— start of READING TEXT —
# Wooden Shed Crete



## tish.john (Apr 16, 2013)

Hi out there,
Anyone have a second hand wooden shed or similar (good condition) on the Island of Crete, near the Kissamos area, we need to store stuff in,
Any sensible suggestions appreciated.
John


----------



## aliland (Jul 19, 2013)

Ok - i noticed no one replyed so i thought id share a bit.
Over the last 10 years or so, my father in law has been making his small holdings more useful - without spending too much money. He has tried many alternatives 
For tool sheds. Building a brick house , having a wooden frame built, too name but a few. For his needs (storage) the clear winner in terms of ease cost and space has been having a small freight container parked on land. At first it seemed cheap and nasty. But it never gives trouble, worth looking in to perhaps


----------



## ratzakli (May 20, 2012)

I watched a programme on UK TV yesterday about converting shipping containers into garden rooms/sheds/offices. 

If you can get hold of a cutting torch, you can easily make doorway and window openings - and you can paint inside and outside to make it look more attractive.


----------



## Jolly Roger (Dec 4, 2011)

I bought a wooden shipping container from a haulage company who had moved some Brits to Greece about 14 years ago. I covered it with bitumen felt and it is still giving good service.


----------



## concertina (Oct 18, 2012)
— end of READING TEXT —
— start of DATA EXTRACT —
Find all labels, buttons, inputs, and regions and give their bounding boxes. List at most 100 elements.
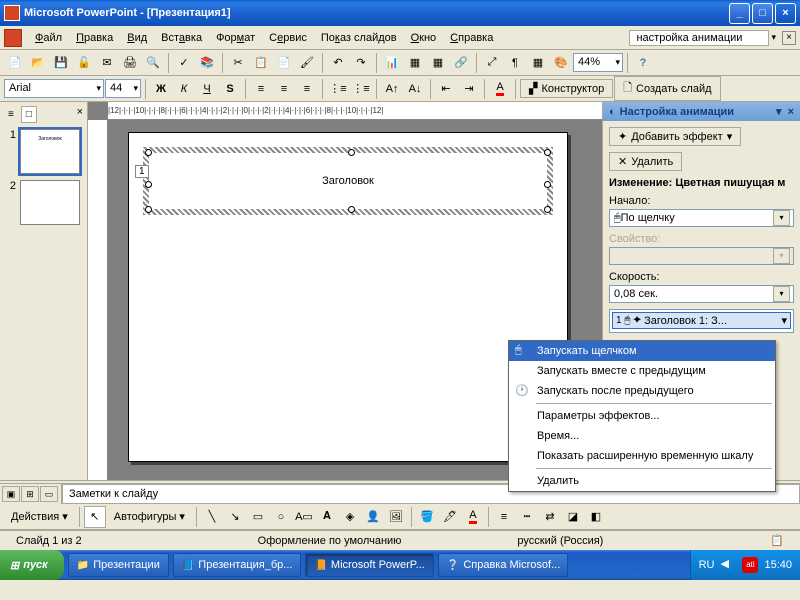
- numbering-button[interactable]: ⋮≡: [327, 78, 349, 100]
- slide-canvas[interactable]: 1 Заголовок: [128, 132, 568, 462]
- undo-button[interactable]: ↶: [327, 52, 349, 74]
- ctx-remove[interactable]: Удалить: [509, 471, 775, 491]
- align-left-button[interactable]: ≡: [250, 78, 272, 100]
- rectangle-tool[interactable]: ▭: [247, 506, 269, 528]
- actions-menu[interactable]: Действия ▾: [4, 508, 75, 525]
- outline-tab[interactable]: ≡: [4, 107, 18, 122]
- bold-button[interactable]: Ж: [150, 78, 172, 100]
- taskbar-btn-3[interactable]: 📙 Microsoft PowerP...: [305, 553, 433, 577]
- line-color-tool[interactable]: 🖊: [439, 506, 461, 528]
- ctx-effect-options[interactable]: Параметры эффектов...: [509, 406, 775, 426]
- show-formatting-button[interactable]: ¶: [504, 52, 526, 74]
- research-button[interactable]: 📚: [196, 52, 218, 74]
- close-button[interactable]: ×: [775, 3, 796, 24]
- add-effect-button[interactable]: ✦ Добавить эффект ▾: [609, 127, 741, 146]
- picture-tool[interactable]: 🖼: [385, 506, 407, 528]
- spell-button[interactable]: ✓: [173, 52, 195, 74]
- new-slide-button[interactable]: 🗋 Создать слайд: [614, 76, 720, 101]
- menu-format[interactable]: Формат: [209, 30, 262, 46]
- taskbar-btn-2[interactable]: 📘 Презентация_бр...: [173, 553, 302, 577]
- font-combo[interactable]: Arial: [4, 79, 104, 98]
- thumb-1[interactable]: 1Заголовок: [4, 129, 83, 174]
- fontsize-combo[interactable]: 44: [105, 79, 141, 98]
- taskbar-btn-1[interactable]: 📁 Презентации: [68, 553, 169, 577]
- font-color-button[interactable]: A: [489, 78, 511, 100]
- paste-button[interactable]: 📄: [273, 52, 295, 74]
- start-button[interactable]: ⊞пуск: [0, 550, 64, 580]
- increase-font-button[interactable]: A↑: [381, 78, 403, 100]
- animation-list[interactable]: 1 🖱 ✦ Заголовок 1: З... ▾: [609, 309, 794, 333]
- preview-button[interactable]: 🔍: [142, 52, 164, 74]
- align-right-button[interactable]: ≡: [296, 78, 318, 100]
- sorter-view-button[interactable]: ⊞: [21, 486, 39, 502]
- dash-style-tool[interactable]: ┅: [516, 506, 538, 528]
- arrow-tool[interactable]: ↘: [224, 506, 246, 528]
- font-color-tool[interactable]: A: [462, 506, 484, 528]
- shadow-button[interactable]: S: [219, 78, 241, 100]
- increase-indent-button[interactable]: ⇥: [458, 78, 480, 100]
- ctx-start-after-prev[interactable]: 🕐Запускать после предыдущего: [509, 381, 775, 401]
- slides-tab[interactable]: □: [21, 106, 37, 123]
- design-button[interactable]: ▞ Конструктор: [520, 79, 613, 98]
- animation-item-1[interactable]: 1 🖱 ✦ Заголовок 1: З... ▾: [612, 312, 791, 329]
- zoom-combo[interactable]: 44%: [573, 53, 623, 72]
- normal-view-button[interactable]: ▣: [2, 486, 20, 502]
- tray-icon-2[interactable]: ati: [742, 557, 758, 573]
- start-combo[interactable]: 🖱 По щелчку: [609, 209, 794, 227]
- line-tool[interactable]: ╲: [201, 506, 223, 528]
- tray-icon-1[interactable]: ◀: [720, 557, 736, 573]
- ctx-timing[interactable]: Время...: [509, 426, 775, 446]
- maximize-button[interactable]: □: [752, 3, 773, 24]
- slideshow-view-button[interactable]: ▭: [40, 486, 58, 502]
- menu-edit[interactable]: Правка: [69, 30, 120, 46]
— end of DATA EXTRACT —
PROBLEM REQUIREMENTS:
Please continue the forum thread about finding a storage shed on Crete from the point where it stops.

WRITTEN ANSWER:
*sheds*



Jolly Roger said:


> I bought a wooden shipping container from a haulage company who had moved some Brits to Greece about 14 years ago. I covered it with bitumen felt and it is still giving good service.


jolly roger,what a good idea,got to think of ways to cut costs and great to utilize things,make them serve other purposes.I have seen some great ways to use discarded pallets too on utube.14 years ago means you have been here a long time,you must like it,but then kefalonia must be real nice,from concertina


----------



## Jolly Roger (Dec 4, 2011)

concertina said:


> jolly roger,what a good idea,got to think of ways to cut costs and great to utilize things,make them serve other purposes.I have seen some great ways to use discarded pallets too on utube.14 years ago means you have been here a long time,you must like it,but then kefalonia must be real nice,from concertina


I love Kefalonia and feel privileged to have been able to live here for many years. I must check out the uses for pallets! I have a very nice compost heap made from pallets and also use them for decking.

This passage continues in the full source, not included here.